**Your objective:**
Answer these about the text on the Meta Pixel tax data lawsuit:
1. Which three online tax filing services allegedly deployed Meta's Pixel code?
2. Which state agency did Facebook representatives admit to that the company routinely obtains sensitive data from app developers?
3. The trebled compensatory and actual damages sought exceed what amount?

**Text:**
□ □ □
Meta's Capture of Online Tax Return Data a Big Privacy Breach: Suit

Online tax filing services H&R Block, TaxSlayer and TaxAct “secretly deployed” Meta's Pixel code, which intercepted and collected an Erie County, New York, man’s private, sensitive and confidential financial information, alleged a Friday privacy class action (docket 3:23-cv-00735) in U.S. District Court for Northern California in San Francisco.

Plaintiff C.P. didn't consent to the disclosure of his private, confidential tax return and financial information by the services, except to the IRS, said the complaint, alleging Meta violated state and federal wiretapping laws. That included a California law that makes it unlawful to intercept or record confidential communications without authorization, including the use or transfer of confidential tax return information.

Meta’s alleged interception and transmission of plaintiff’s tax return information violated 28 USC section 7216 that says a crime is committed whenever any business that prepares or provides services in connection with federal tax preparation discloses any information furnished to him about preparation of the return -- “or for any purpose other than to prepare” or assist in preparing a return.

Facebook users are required to agree to Meta’s terms of service and data policy via a checkbox on the signup page, the complaint said. Meta’s Data Policy “requires” businesses using its Pixel tracking code “to have lawful rights to collect, use and share your data before providing any data to [Facebook],” said the complaint. By claiming it’s against Meta’s policies for websites and apps to send “sensitive information about people” via Meta’s business tools, consumers are assured Meta will filter out sensitive data it collects, the complaint said, citing the ad policy: “[We] do not use sensitive personal data for ad targeting.”

In truth, alleged the complaint, Meta doesn't “require” financial service providers to have lawful rights to share tax data with their websites and online portals before sending it to Facebook. Meta instead creates an “honor system"; by using Facebook Business Tools, the publisher represents it provided “robust and sufficient prominent notice to users” about Business Tools data collection and sharing usage, it said.

The Pixel tracking tool, contrary to Meta’s promises, is made available to any publisher, for free, regardless of its privacy policies or the nature of its business, alleged the complaint. Financial service providers and online tax preparers are “encouraged” by Meta to use the Pixel for their marketing campaigns, the complaint said.

Though Facebook’s tools purport to prohibit app developers and third parties from sending financial information, Facebook representatives admitted to the New York State Department of Financial Services (NYDFS) that it “routinely obtains sensitive data from app developers in violation of its own policy,” the complaint said. NYDFS noted Facebook “does little” to check whether app developers violate privacy rules, and its efforts to take action against those that do were “seriously lacking.”

Interception and collection of information from the Facebook Pixel occurs “regardless of whether users are logged in to Facebook.com, and irrespective of whether the user has even registered for a Facebook account,” the complaint alleged. “Meta intercepts and collects the information, analyzes it, and then assimilates it into databases.” Meta can populate the data with information from multiple sources, allowing it to combine, for example, “the taxpayer data identified herein with additional data such as a user’s real name, their location …and device identifiers of their computers and cellular phones,” it said.

The plaintiff claims invasion of privacy, three violations of the Electronic Communications Privacy Act, violation of the California Invasion of Privacy Act and the California Unfair Competition Law, the New York Deceptive and Unfair Trade Practices Act and unjust enrichment. It seeks compensatory and actual damages trebled in an amount exceeding $5 million. It also seeks relief for the plaintiff and class, including actual, nominal, statutory and punitive damages, civil penalties, declaratory and equitable relief, legal costs and an injunction enjoining Meta from engaging in wrongful acts.
□ □ □
**Records supplied:**
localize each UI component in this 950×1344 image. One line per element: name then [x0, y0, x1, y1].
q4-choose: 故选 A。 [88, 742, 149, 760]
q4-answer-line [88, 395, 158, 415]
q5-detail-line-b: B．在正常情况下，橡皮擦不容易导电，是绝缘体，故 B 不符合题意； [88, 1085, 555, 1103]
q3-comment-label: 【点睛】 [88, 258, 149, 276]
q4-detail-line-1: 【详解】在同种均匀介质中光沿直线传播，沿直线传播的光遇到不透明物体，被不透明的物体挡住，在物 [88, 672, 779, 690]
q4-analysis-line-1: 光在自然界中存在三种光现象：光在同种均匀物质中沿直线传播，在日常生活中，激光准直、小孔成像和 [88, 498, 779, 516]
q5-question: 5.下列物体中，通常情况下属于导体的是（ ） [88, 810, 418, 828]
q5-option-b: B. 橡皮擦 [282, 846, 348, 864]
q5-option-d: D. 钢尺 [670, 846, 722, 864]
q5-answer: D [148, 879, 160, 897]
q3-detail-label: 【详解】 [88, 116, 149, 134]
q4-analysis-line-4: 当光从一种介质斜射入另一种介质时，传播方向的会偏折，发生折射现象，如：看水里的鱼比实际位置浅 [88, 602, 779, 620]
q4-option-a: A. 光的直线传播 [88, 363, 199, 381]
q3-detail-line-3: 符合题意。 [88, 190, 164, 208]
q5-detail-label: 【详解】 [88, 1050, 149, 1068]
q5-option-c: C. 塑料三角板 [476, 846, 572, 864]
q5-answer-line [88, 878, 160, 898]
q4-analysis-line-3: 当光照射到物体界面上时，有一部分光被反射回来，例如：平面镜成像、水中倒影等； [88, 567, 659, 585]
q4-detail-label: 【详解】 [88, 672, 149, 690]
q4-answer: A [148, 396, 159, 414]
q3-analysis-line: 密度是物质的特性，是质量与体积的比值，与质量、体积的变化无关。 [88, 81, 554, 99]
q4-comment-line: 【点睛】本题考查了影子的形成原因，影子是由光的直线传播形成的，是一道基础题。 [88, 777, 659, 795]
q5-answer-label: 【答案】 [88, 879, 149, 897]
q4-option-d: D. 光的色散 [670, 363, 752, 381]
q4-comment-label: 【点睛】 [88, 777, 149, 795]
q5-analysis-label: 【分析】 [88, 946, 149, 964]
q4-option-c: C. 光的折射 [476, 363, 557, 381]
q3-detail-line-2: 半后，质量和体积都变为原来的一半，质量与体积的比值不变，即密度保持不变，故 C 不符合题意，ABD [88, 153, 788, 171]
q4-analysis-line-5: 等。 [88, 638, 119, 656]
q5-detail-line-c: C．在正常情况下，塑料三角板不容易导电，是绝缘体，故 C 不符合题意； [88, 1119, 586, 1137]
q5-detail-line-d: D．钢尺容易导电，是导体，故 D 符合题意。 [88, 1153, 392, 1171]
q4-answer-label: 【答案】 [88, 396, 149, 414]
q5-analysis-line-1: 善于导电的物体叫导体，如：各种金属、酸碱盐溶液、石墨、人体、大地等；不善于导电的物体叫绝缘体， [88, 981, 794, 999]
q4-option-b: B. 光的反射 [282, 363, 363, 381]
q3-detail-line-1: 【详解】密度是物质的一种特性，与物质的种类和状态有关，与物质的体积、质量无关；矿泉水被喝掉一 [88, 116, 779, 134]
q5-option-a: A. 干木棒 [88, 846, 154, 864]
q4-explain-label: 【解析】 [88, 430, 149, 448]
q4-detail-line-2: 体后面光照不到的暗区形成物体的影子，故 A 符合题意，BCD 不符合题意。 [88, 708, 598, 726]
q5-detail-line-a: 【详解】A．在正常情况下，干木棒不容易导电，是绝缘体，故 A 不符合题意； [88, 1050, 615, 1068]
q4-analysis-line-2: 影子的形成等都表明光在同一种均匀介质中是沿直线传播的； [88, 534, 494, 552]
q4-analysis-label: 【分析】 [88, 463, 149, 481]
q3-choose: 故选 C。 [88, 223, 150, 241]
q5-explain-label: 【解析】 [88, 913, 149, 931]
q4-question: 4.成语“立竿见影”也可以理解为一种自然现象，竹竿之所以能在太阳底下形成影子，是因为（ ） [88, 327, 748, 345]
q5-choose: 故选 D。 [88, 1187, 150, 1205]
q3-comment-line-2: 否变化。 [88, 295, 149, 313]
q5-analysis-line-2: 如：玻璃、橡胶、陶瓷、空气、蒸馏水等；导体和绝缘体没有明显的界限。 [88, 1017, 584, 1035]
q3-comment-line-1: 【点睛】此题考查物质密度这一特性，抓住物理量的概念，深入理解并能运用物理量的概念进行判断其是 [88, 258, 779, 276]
□ □ □
**Written answer:**
1. H&R Block, TaxSlayer and TaxAct
2. The New York State Department of Financial Services (NYDFS)
3. $5 million